Source records
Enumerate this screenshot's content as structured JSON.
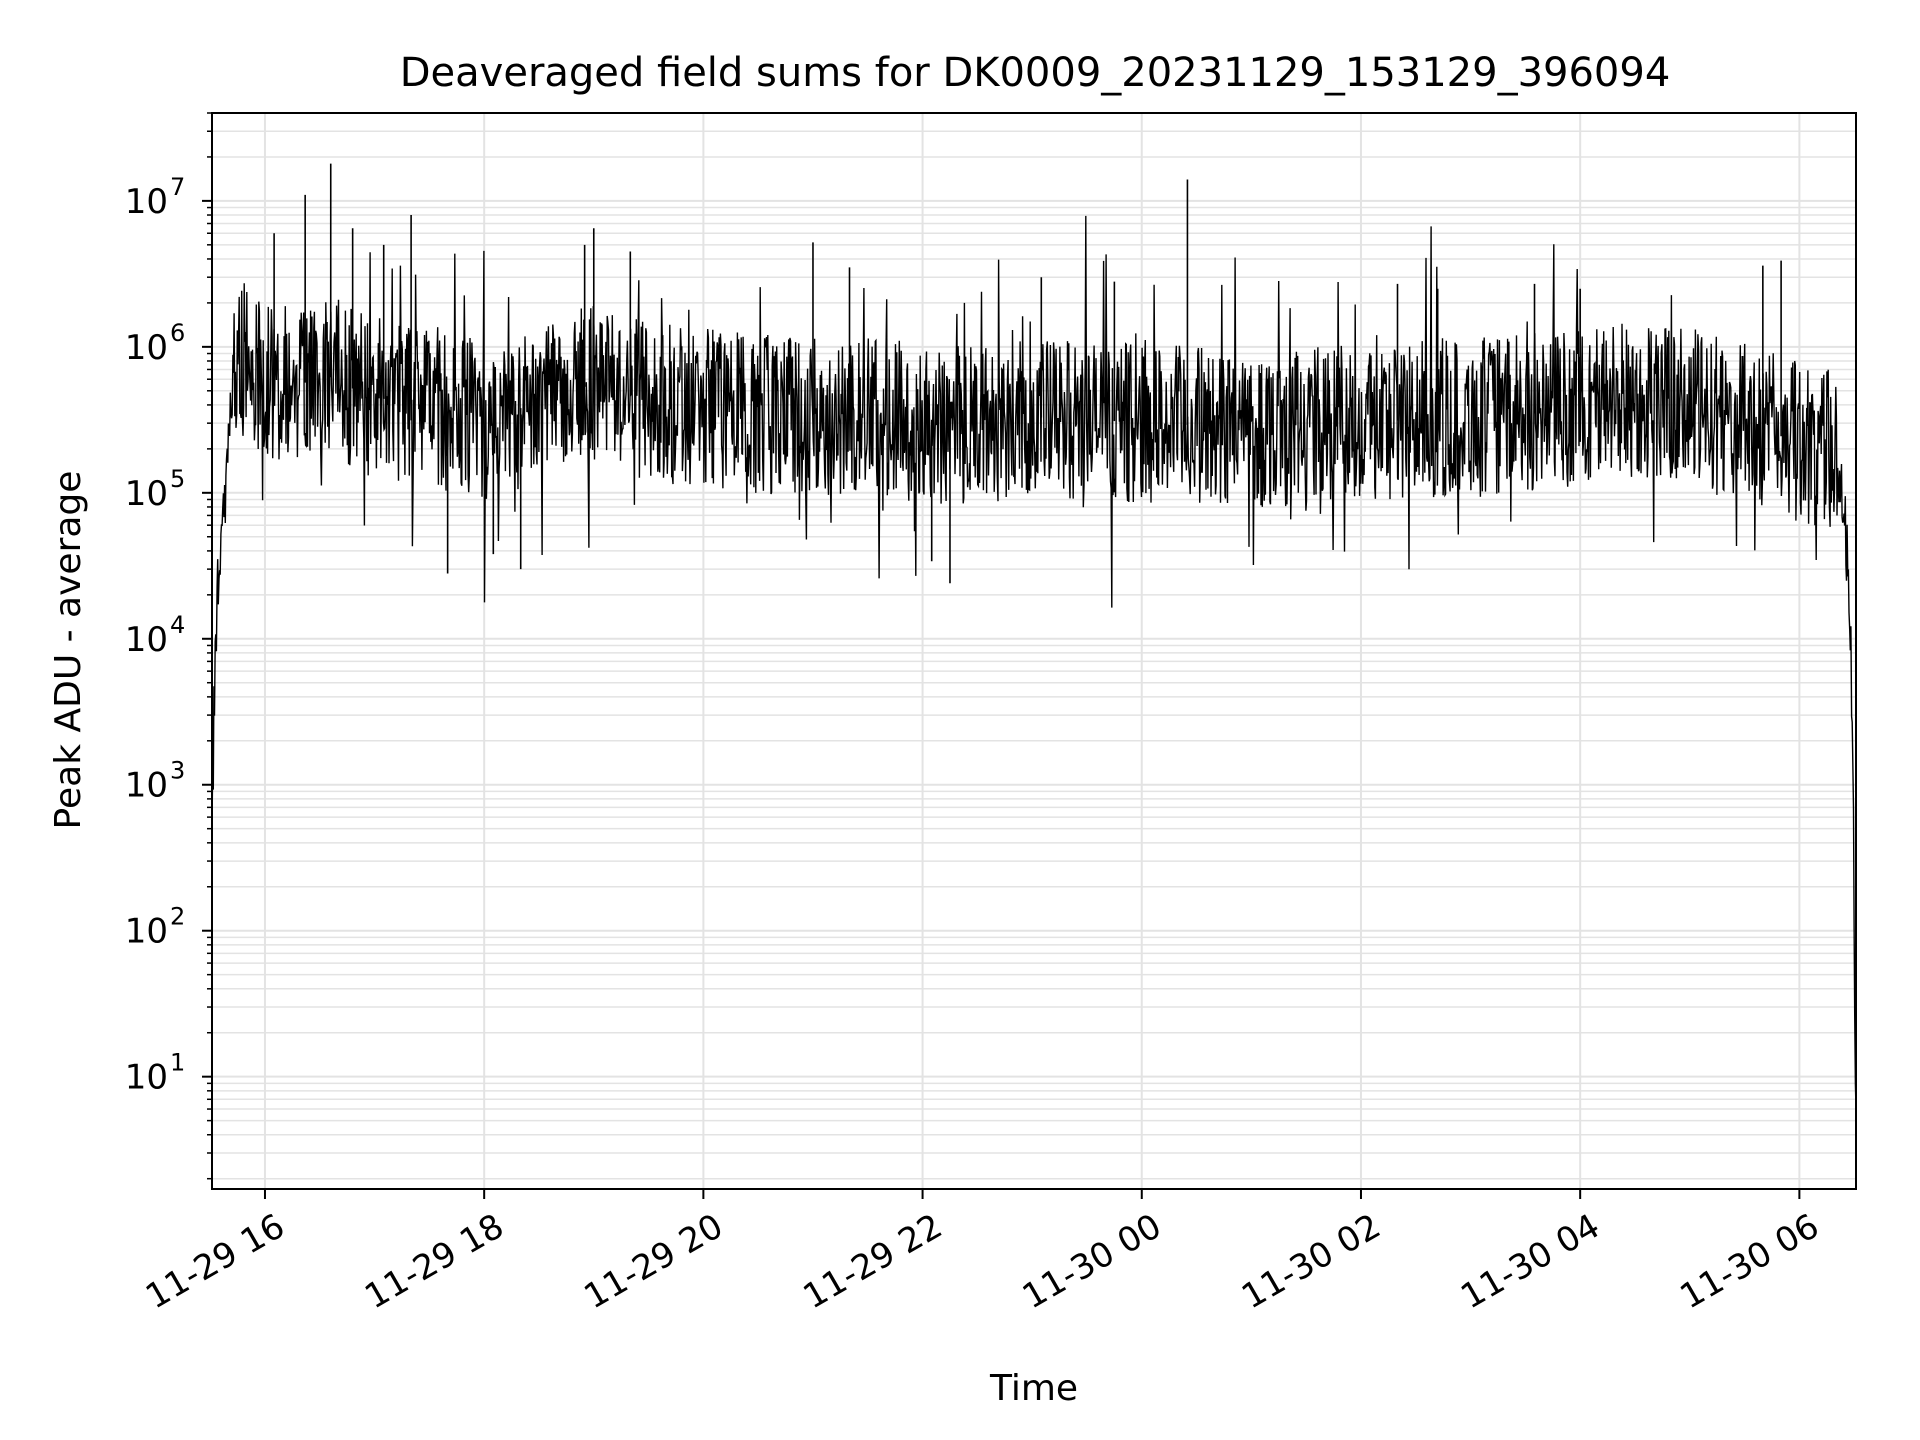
{
  "chart_data": {
    "type": "line",
    "title": "Deaveraged field sums for DK0009_20231129_153129_396094",
    "xlabel": "Time",
    "ylabel": "Peak ADU - average",
    "yscale": "log",
    "ylim": [
      1.7,
      40000000
    ],
    "xlim": [
      "2023-11-29 15:31",
      "2023-11-30 06:31"
    ],
    "grid": true,
    "line_color": "#000000",
    "grid_color": "#e3e3e3",
    "x_ticks": [
      {
        "value": "2023-11-29 16:00",
        "label": "11-29 16"
      },
      {
        "value": "2023-11-29 18:00",
        "label": "11-29 18"
      },
      {
        "value": "2023-11-29 20:00",
        "label": "11-29 20"
      },
      {
        "value": "2023-11-29 22:00",
        "label": "11-29 22"
      },
      {
        "value": "2023-11-30 00:00",
        "label": "11-30 00"
      },
      {
        "value": "2023-11-30 02:00",
        "label": "11-30 02"
      },
      {
        "value": "2023-11-30 04:00",
        "label": "11-30 04"
      },
      {
        "value": "2023-11-30 06:00",
        "label": "11-30 06"
      }
    ],
    "y_ticks": [
      {
        "value": 10,
        "base": "10",
        "exp": "1"
      },
      {
        "value": 100,
        "base": "10",
        "exp": "2"
      },
      {
        "value": 1000,
        "base": "10",
        "exp": "3"
      },
      {
        "value": 10000,
        "base": "10",
        "exp": "4"
      },
      {
        "value": 100000,
        "base": "10",
        "exp": "5"
      },
      {
        "value": 1000000,
        "base": "10",
        "exp": "6"
      },
      {
        "value": 10000000,
        "base": "10",
        "exp": "7"
      }
    ],
    "series": [
      {
        "x": [
          "2023-11-29 15:31",
          "2023-11-29 15:32",
          "2023-11-29 15:34",
          "2023-11-29 15:36",
          "2023-11-29 15:38",
          "2023-11-29 15:40",
          "2023-11-29 15:43",
          "2023-11-29 15:46",
          "2023-11-29 15:50",
          "2023-11-29 15:54",
          "2023-11-29 16:00",
          "2023-11-29 16:10",
          "2023-11-29 16:20",
          "2023-11-29 16:30",
          "2023-11-29 16:40",
          "2023-11-29 16:50",
          "2023-11-29 17:00",
          "2023-11-29 17:15",
          "2023-11-29 17:30",
          "2023-11-29 17:45",
          "2023-11-29 18:00",
          "2023-11-29 18:15",
          "2023-11-29 18:30",
          "2023-11-29 18:45",
          "2023-11-29 19:00",
          "2023-11-29 19:15",
          "2023-11-29 19:30",
          "2023-11-29 19:45",
          "2023-11-29 20:00",
          "2023-11-29 20:30",
          "2023-11-29 21:00",
          "2023-11-29 21:30",
          "2023-11-29 22:00",
          "2023-11-29 22:15",
          "2023-11-29 22:30",
          "2023-11-29 23:00",
          "2023-11-29 23:30",
          "2023-11-30 00:00",
          "2023-11-30 00:30",
          "2023-11-30 01:00",
          "2023-11-30 01:30",
          "2023-11-30 02:00",
          "2023-11-30 02:30",
          "2023-11-30 03:00",
          "2023-11-30 03:30",
          "2023-11-30 04:00",
          "2023-11-30 04:30",
          "2023-11-30 05:00",
          "2023-11-30 05:30",
          "2023-11-30 06:00",
          "2023-11-30 06:15",
          "2023-11-30 06:20",
          "2023-11-30 06:24",
          "2023-11-30 06:27",
          "2023-11-30 06:29",
          "2023-11-30 06:31"
        ],
        "y": [
          400,
          3000,
          20000,
          60000,
          80000,
          300000,
          700000,
          900000,
          800000,
          700000,
          600000,
          600000,
          550000,
          650000,
          600000,
          500000,
          450000,
          420000,
          380000,
          350000,
          300000,
          350000,
          450000,
          500000,
          550000,
          480000,
          420000,
          400000,
          380000,
          350000,
          340000,
          330000,
          300000,
          280000,
          300000,
          330000,
          320000,
          300000,
          290000,
          280000,
          290000,
          300000,
          320000,
          330000,
          340000,
          400000,
          450000,
          380000,
          300000,
          220000,
          200000,
          180000,
          80000,
          30000,
          3000,
          4
        ]
      }
    ],
    "peaks": [
      {
        "x": "2023-11-29 16:36",
        "y": 18000000
      },
      {
        "x": "2023-11-29 16:22",
        "y": 11000000
      },
      {
        "x": "2023-11-29 16:05",
        "y": 6000000
      },
      {
        "x": "2023-11-29 16:48",
        "y": 6500000
      },
      {
        "x": "2023-11-29 17:20",
        "y": 8000000
      },
      {
        "x": "2023-11-29 17:05",
        "y": 5000000
      },
      {
        "x": "2023-11-29 19:00",
        "y": 6500000
      },
      {
        "x": "2023-11-29 18:55",
        "y": 5000000
      },
      {
        "x": "2023-11-29 19:20",
        "y": 4500000
      },
      {
        "x": "2023-11-29 21:00",
        "y": 5200000
      },
      {
        "x": "2023-11-29 21:20",
        "y": 3500000
      },
      {
        "x": "2023-11-29 23:05",
        "y": 3000000
      },
      {
        "x": "2023-11-30 00:25",
        "y": 14000000
      },
      {
        "x": "2023-11-29 23:45",
        "y": 2800000
      },
      {
        "x": "2023-11-30 02:20",
        "y": 2700000
      },
      {
        "x": "2023-11-30 02:42",
        "y": 2500000
      },
      {
        "x": "2023-11-30 03:35",
        "y": 2700000
      },
      {
        "x": "2023-11-30 04:00",
        "y": 2500000
      },
      {
        "x": "2023-11-30 05:40",
        "y": 3600000
      },
      {
        "x": "2023-11-30 05:50",
        "y": 3900000
      }
    ],
    "troughs": [
      {
        "x": "2023-11-29 17:40",
        "y": 28000
      },
      {
        "x": "2023-11-29 18:20",
        "y": 30000
      },
      {
        "x": "2023-11-29 22:15",
        "y": 24000
      },
      {
        "x": "2023-11-29 22:05",
        "y": 34000
      },
      {
        "x": "2023-11-29 18:05",
        "y": 38000
      }
    ]
  }
}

* [PROBLEM TO WORK ON]:
From the material above, reproduce everything verbatim except the pictures.

* [ANSWER IN FULL]:
Enumerate this screenshot's content as structured JSON.
{
  "chart_data": {
    "type": "line",
    "title": "Deaveraged field sums for DK0009_20231129_153129_396094",
    "xlabel": "Time",
    "ylabel": "Peak ADU - average",
    "yscale": "log",
    "ylim": [
      1.7,
      40000000
    ],
    "xlim": [
      "2023-11-29 15:31",
      "2023-11-30 06:31"
    ],
    "grid": true,
    "line_color": "#000000",
    "grid_color": "#e3e3e3",
    "x_ticks": [
      {
        "value": "2023-11-29 16:00",
        "label": "11-29 16"
      },
      {
        "value": "2023-11-29 18:00",
        "label": "11-29 18"
      },
      {
        "value": "2023-11-29 20:00",
        "label": "11-29 20"
      },
      {
        "value": "2023-11-29 22:00",
        "label": "11-29 22"
      },
      {
        "value": "2023-11-30 00:00",
        "label": "11-30 00"
      },
      {
        "value": "2023-11-30 02:00",
        "label": "11-30 02"
      },
      {
        "value": "2023-11-30 04:00",
        "label": "11-30 04"
      },
      {
        "value": "2023-11-30 06:00",
        "label": "11-30 06"
      }
    ],
    "y_ticks": [
      {
        "value": 10,
        "base": "10",
        "exp": "1"
      },
      {
        "value": 100,
        "base": "10",
        "exp": "2"
      },
      {
        "value": 1000,
        "base": "10",
        "exp": "3"
      },
      {
        "value": 10000,
        "base": "10",
        "exp": "4"
      },
      {
        "value": 100000,
        "base": "10",
        "exp": "5"
      },
      {
        "value": 1000000,
        "base": "10",
        "exp": "6"
      },
      {
        "value": 10000000,
        "base": "10",
        "exp": "7"
      }
    ],
    "series": [
      {
        "x": [
          "2023-11-29 15:31",
          "2023-11-29 15:32",
          "2023-11-29 15:34",
          "2023-11-29 15:36",
          "2023-11-29 15:38",
          "2023-11-29 15:40",
          "2023-11-29 15:43",
          "2023-11-29 15:46",
          "2023-11-29 15:50",
          "2023-11-29 15:54",
          "2023-11-29 16:00",
          "2023-11-29 16:10",
          "2023-11-29 16:20",
          "2023-11-29 16:30",
          "2023-11-29 16:40",
          "2023-11-29 16:50",
          "2023-11-29 17:00",
          "2023-11-29 17:15",
          "2023-11-29 17:30",
          "2023-11-29 17:45",
          "2023-11-29 18:00",
          "2023-11-29 18:15",
          "2023-11-29 18:30",
          "2023-11-29 18:45",
          "2023-11-29 19:00",
          "2023-11-29 19:15",
          "2023-11-29 19:30",
          "2023-11-29 19:45",
          "2023-11-29 20:00",
          "2023-11-29 20:30",
          "2023-11-29 21:00",
          "2023-11-29 21:30",
          "2023-11-29 22:00",
          "2023-11-29 22:15",
          "2023-11-29 22:30",
          "2023-11-29 23:00",
          "2023-11-29 23:30",
          "2023-11-30 00:00",
          "2023-11-30 00:30",
          "2023-11-30 01:00",
          "2023-11-30 01:30",
          "2023-11-30 02:00",
          "2023-11-30 02:30",
          "2023-11-30 03:00",
          "2023-11-30 03:30",
          "2023-11-30 04:00",
          "2023-11-30 04:30",
          "2023-11-30 05:00",
          "2023-11-30 05:30",
          "2023-11-30 06:00",
          "2023-11-30 06:15",
          "2023-11-30 06:20",
          "2023-11-30 06:24",
          "2023-11-30 06:27",
          "2023-11-30 06:29",
          "2023-11-30 06:31"
        ],
        "y": [
          400,
          3000,
          20000,
          60000,
          80000,
          300000,
          700000,
          900000,
          800000,
          700000,
          600000,
          600000,
          550000,
          650000,
          600000,
          500000,
          450000,
          420000,
          380000,
          350000,
          300000,
          350000,
          450000,
          500000,
          550000,
          480000,
          420000,
          400000,
          380000,
          350000,
          340000,
          330000,
          300000,
          280000,
          300000,
          330000,
          320000,
          300000,
          290000,
          280000,
          290000,
          300000,
          320000,
          330000,
          340000,
          400000,
          450000,
          380000,
          300000,
          220000,
          200000,
          180000,
          80000,
          30000,
          3000,
          4
        ]
      }
    ],
    "peaks": [
      {
        "x": "2023-11-29 16:36",
        "y": 18000000
      },
      {
        "x": "2023-11-29 16:22",
        "y": 11000000
      },
      {
        "x": "2023-11-29 16:05",
        "y": 6000000
      },
      {
        "x": "2023-11-29 16:48",
        "y": 6500000
      },
      {
        "x": "2023-11-29 17:20",
        "y": 8000000
      },
      {
        "x": "2023-11-29 17:05",
        "y": 5000000
      },
      {
        "x": "2023-11-29 19:00",
        "y": 6500000
      },
      {
        "x": "2023-11-29 18:55",
        "y": 5000000
      },
      {
        "x": "2023-11-29 19:20",
        "y": 4500000
      },
      {
        "x": "2023-11-29 21:00",
        "y": 5200000
      },
      {
        "x": "2023-11-29 21:20",
        "y": 3500000
      },
      {
        "x": "2023-11-29 23:05",
        "y": 3000000
      },
      {
        "x": "2023-11-30 00:25",
        "y": 14000000
      },
      {
        "x": "2023-11-29 23:45",
        "y": 2800000
      },
      {
        "x": "2023-11-30 02:20",
        "y": 2700000
      },
      {
        "x": "2023-11-30 02:42",
        "y": 2500000
      },
      {
        "x": "2023-11-30 03:35",
        "y": 2700000
      },
      {
        "x": "2023-11-30 04:00",
        "y": 2500000
      },
      {
        "x": "2023-11-30 05:40",
        "y": 3600000
      },
      {
        "x": "2023-11-30 05:50",
        "y": 3900000
      }
    ],
    "troughs": [
      {
        "x": "2023-11-29 17:40",
        "y": 28000
      },
      {
        "x": "2023-11-29 18:20",
        "y": 30000
      },
      {
        "x": "2023-11-29 22:15",
        "y": 24000
      },
      {
        "x": "2023-11-29 22:05",
        "y": 34000
      },
      {
        "x": "2023-11-29 18:05",
        "y": 38000
      }
    ]
  }
}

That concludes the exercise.